= Short problem =
Reproduce the data below without any change, from the line with "note-bold: 25,3 %" up to and including the line with "baseline-line bbox=[258, 178, 700, 231]".

┌─ Data rows

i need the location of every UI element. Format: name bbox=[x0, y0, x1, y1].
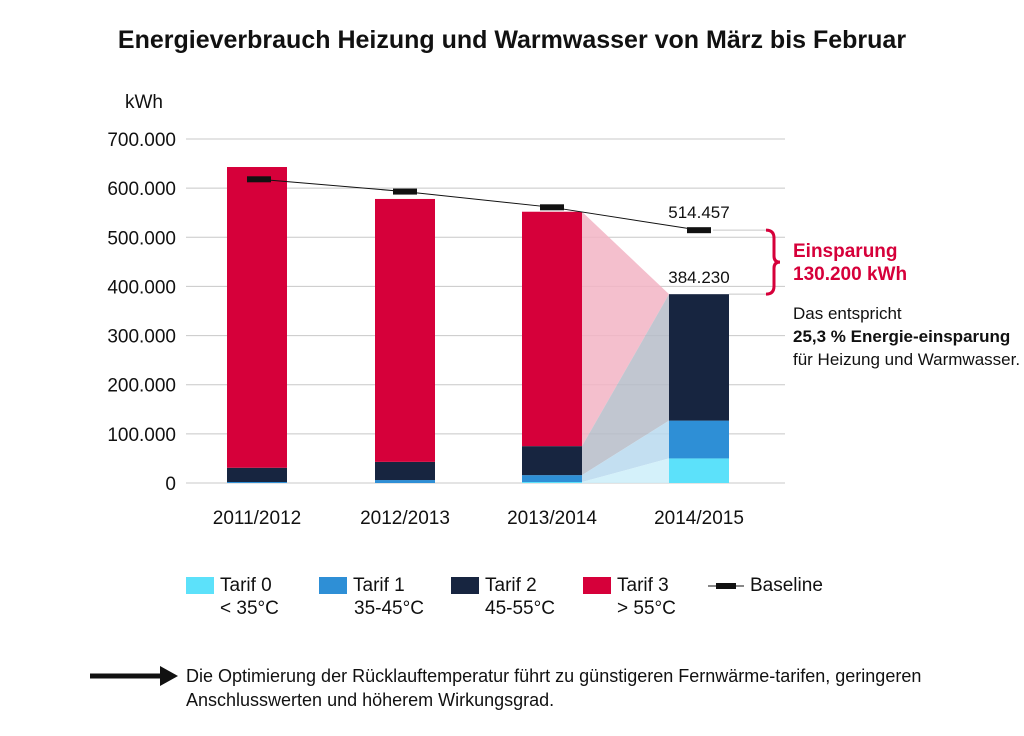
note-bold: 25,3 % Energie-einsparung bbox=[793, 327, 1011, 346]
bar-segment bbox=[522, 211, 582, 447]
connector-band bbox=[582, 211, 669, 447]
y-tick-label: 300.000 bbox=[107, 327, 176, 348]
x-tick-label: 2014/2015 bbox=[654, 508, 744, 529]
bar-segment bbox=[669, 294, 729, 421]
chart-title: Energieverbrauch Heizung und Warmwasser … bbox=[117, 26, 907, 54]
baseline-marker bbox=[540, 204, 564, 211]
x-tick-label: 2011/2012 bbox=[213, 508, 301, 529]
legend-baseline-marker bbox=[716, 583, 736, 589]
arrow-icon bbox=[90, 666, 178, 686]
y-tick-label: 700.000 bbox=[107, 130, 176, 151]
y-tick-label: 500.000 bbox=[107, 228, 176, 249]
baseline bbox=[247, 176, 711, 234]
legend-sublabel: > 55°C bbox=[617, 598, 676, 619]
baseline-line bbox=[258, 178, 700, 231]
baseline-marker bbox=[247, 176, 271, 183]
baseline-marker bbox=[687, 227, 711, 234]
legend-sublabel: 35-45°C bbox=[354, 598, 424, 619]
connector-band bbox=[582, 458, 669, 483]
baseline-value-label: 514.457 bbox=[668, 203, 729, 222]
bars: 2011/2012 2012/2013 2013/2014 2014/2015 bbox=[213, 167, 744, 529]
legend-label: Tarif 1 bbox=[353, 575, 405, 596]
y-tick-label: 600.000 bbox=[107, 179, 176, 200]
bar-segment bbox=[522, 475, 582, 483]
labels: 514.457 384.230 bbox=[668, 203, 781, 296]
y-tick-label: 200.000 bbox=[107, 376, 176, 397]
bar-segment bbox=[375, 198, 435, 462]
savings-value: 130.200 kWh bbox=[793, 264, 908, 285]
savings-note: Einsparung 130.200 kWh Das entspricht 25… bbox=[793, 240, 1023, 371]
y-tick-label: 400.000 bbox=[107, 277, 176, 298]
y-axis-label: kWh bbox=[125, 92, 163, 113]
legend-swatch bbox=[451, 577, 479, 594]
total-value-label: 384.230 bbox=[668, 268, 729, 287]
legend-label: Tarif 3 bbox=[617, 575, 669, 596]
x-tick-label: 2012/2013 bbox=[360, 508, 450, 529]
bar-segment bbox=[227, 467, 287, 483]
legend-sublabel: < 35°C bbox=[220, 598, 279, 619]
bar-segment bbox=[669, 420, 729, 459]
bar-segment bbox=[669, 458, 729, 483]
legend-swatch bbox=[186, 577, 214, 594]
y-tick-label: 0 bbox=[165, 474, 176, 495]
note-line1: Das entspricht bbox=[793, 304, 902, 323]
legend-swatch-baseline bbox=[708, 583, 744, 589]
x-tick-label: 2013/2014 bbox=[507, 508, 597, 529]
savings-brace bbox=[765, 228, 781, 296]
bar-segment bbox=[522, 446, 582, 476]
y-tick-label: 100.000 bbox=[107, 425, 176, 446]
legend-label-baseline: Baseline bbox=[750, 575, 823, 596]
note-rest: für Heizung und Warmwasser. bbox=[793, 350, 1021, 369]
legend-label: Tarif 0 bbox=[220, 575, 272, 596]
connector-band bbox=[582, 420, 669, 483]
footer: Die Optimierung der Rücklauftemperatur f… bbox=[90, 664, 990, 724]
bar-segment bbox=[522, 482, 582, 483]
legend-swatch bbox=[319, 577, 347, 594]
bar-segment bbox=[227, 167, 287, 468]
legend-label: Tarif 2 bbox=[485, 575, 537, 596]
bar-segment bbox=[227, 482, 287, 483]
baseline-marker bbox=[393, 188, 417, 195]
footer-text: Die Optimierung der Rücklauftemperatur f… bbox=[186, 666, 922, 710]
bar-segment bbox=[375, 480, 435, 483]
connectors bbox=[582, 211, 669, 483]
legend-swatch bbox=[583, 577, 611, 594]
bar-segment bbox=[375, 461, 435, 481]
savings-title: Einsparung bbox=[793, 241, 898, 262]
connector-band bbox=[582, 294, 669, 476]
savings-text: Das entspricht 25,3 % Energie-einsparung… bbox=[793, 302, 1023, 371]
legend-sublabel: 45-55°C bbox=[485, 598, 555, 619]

└─
┌─ Data rows

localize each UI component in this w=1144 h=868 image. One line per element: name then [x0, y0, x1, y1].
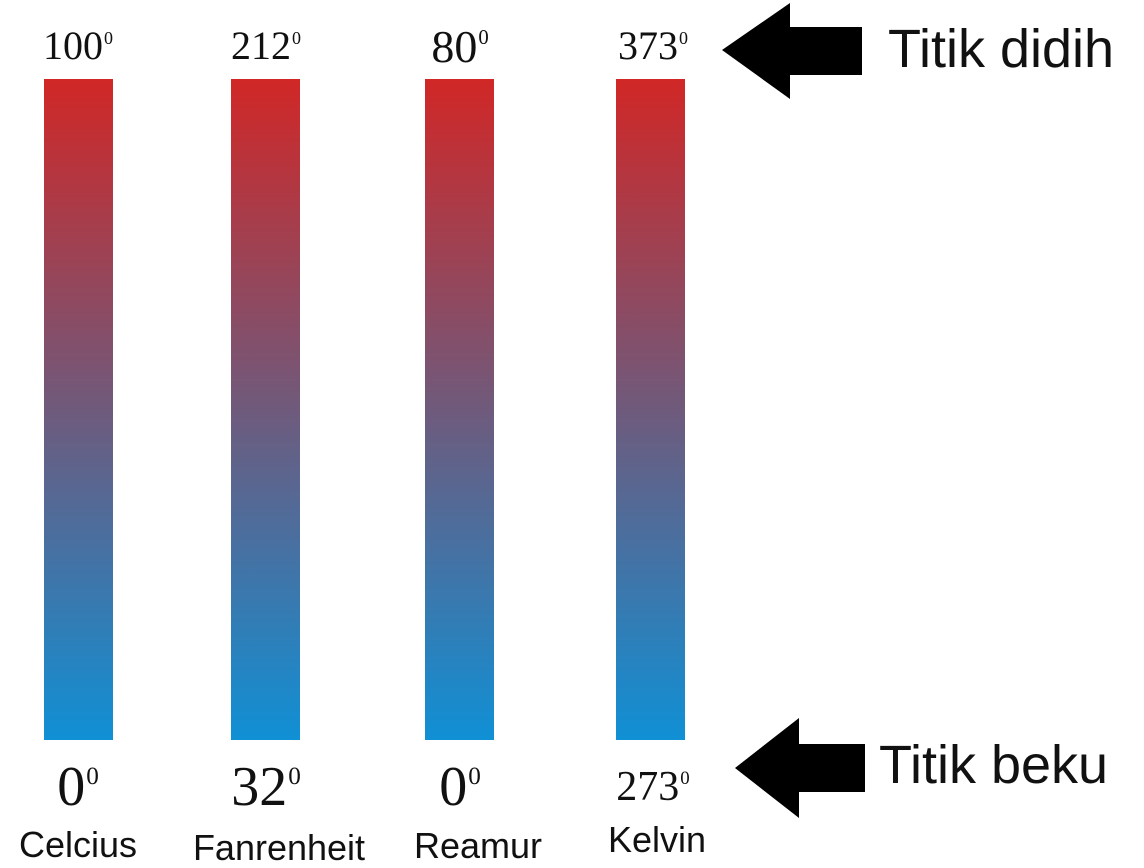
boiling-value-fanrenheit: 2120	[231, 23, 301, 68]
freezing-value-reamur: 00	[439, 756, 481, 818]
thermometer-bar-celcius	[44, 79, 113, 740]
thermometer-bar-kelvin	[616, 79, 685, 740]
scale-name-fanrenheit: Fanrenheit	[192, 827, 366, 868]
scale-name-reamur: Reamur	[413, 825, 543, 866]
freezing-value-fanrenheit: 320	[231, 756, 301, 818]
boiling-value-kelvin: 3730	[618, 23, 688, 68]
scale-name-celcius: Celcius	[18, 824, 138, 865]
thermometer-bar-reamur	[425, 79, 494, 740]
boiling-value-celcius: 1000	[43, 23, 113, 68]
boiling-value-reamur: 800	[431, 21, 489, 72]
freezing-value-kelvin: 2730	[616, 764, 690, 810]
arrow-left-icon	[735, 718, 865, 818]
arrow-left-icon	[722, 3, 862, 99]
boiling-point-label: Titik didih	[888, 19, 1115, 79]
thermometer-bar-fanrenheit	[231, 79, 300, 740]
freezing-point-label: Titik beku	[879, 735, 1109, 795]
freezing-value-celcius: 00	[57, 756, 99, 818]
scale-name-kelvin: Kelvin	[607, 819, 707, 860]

└─

= Output for this task =
note-bold: 25,3 % Energie-einsparung bbox=[793, 327, 1011, 346]
bar-segment bbox=[522, 211, 582, 447]
connector-band bbox=[582, 211, 669, 447]
y-tick-label: 300.000 bbox=[107, 327, 176, 348]
x-tick-label: 2014/2015 bbox=[654, 508, 744, 529]
bar-segment bbox=[669, 294, 729, 421]
chart-title: Energieverbrauch Heizung und Warmwasser … bbox=[117, 26, 907, 54]
baseline-marker bbox=[540, 204, 564, 211]
x-tick-label: 2011/2012 bbox=[213, 508, 301, 529]
legend-baseline-marker bbox=[716, 583, 736, 589]
arrow-icon bbox=[90, 666, 178, 686]
y-tick-label: 700.000 bbox=[107, 130, 176, 151]
y-tick-label: 500.000 bbox=[107, 228, 176, 249]
baseline bbox=[247, 176, 711, 234]
legend-sublabel: > 55°C bbox=[617, 598, 676, 619]
baseline-line bbox=[258, 178, 700, 231]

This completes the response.